- FRAGMENTO SELECCIONADO
====
¿Es seguro el coche eléctrico más vendido de China? El Wuling HongGuang Mini EV se somete a un crash test

El Wuling HongGuang Mini EV es actualmente el coche eléctrico más vendido de China, el mayor mercado mundial de vehículos de este tipo. Aunque lleva apenas año y medio a la venta, este pequeño urbanita producido por una empresa conjunta entre General Motors y SAIC ha logrado superar las 400.000 unidades vendidas.

Su éxito se debe en gran parte a su bajísimo precio de partida, de apenas 3.500 euros al cambio. El Wuling es un vehículo de cuatro plazas con unas prestaciones y un equipamiento bastante limitados. Sin ir más lejos, sus versiones de acceso no disponen siquiera de airbag para el conductor, un elemento de seguridad básico que deben equipar obligatoriamente todos los turismos vendidos en mercados como Europa.

Precisamente en el viejo continente se ha levantado una enorme polémica en los últimos días a raíz de los pobres resultados obtenidos por el Dacia Spring en los crash test de EuroNCAP, pues el asequible eléctrico del Grupo Renault apenas ha logrado una estrella de cinco posibles a pesar de equipar cuatro airbags, ABS, ESP y asistentes como un sistema de frenada automática de emergencia. Esta baja calificación ha reavivado el debate acerca de la baja seguridad exhibida por algunos automóviles de corte asequible.

Dado que este es un tema de actualidad, hemos considerado interesante traer a nuestros lectores los resultados de un crash test realizado a principios de año en China con el Wuling HongGuang Mini EV, el cual es sometido a una colisión frontal contra otro vehículo eléctrico, el Laotou Le. ¿Cuál es el desempeño del coche eléctrico más vendido de China en esta prueba?

El Wuling HongGuang Mini EV se venderá en Europa como Dartz FreZe Nikrob

Para empezar, hay que tener en cuenta que el rival del Wuling en este crash test es un LSEV (Low Speed Electric Car), un tipo de microcoche eléctrico extremadamente asequible desarrollado para entornos urbanos. Por lo tanto, el HongGuang Mini EV parte con ventaja, pues a pesar de su pequeño tamaño es un coche «de verdad».
====
- LISTA DE ACTIVIDADES
a: En el texto sobre el crash test del Wuling HongGuang Mini EV, ¿cuál es el precio de partida de este coche?
b: Prosigue el texto sobre el crash test del Wuling HongGuang Mini EV desde el punto en que termina.
Los registros no tienen ningún papel en esta parte.

- DATOS PROPORCIONADOS
====
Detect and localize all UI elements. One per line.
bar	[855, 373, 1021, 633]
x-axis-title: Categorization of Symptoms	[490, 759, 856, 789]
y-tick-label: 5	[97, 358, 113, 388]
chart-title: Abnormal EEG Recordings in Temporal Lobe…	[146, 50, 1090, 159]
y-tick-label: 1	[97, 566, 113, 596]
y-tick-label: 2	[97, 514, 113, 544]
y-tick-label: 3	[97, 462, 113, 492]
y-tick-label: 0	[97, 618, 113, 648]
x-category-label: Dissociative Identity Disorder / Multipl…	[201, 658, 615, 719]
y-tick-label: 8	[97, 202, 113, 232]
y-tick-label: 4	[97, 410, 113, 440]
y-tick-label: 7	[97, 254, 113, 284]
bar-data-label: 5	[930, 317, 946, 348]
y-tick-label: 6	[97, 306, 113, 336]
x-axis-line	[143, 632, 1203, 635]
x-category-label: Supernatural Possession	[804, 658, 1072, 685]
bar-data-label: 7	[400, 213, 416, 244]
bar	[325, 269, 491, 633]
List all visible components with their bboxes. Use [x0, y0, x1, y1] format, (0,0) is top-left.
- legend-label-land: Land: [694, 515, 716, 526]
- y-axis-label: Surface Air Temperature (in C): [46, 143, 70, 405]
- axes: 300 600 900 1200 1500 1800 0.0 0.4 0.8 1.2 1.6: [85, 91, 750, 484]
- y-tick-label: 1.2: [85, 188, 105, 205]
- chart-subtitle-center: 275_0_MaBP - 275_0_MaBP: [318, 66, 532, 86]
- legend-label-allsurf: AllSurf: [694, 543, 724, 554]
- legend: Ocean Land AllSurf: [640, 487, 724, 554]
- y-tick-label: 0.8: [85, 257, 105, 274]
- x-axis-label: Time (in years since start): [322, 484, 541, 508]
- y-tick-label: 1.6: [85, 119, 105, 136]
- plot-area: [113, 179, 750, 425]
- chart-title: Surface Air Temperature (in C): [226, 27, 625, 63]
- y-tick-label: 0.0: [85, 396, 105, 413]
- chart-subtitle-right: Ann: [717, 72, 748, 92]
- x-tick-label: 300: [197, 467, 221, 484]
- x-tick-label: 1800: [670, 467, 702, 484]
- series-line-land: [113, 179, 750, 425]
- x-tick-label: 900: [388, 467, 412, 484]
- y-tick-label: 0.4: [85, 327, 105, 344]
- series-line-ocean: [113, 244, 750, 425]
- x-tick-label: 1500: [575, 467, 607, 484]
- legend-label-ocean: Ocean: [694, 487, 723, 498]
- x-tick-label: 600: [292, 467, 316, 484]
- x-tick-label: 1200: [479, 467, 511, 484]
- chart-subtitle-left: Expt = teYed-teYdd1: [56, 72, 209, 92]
====
- RESPUESTAS
a: Apenas 3.500 euros al cambio.

b:
El LSEV que nos ocupa es una copia en miniatura del Mercedes-Benz Clase G; sin embargo, su aspecto «duro» solo se queda en la fachada, pues carece de una estructura de deformación programada como la que sí podemos encontrar en el Wuling. Además, equipa unas baterías de plomo-ácido extremadamente rudimentarias.

Los vehículos chocan a una velocidad de 64 km/h, con un solapamiento del 50%. A pesar de que ambos tienen un peso similar (560 kg el Wuling y 568 kg el Laotou Le), la estructura del HongGuang Mini EV se mantiene estable, mientras que el LSEV colapsa de tal forma que hasta el dummy de madera situado en el asiento del conductor se rompe en varios trozos.

A pesar de que el Wuling lo hace mejor (algo debido principalmente a que utiliza la endeble estructura del otro coche para disipar la energía del impacto), lo cierto es que su monocasco llega al límite; además, debido a la ausencia de airbags y de cinturones con pretensores, los ocupantes sufren varias lesiones. Con todo, y al contrario que en el Laotou Le, los pasajeros del HongGuang Mini EV habrían sobrevivido al impacto. Sin embargo, no hay que perder de vista que, contra un turismo convencional, el desempeño del Wuling habría sido mucho peor.

Actualmente, el Wuling HongGuang Mini EV se vende con un pack de baterías de 9 kWh (120 km NEDC) y otro de 14 kWh (177 km NEDC); sin embargo, a corto plazo se les sumará otro de 26 kWh que le permitirá incrementar su alcance máximo a 300 km CLTC. Este modelo equipará un propulsor de 41 CV (30 kW) más prestacional que el de 27 CV (20 kW) empleado en los modelos inferiores.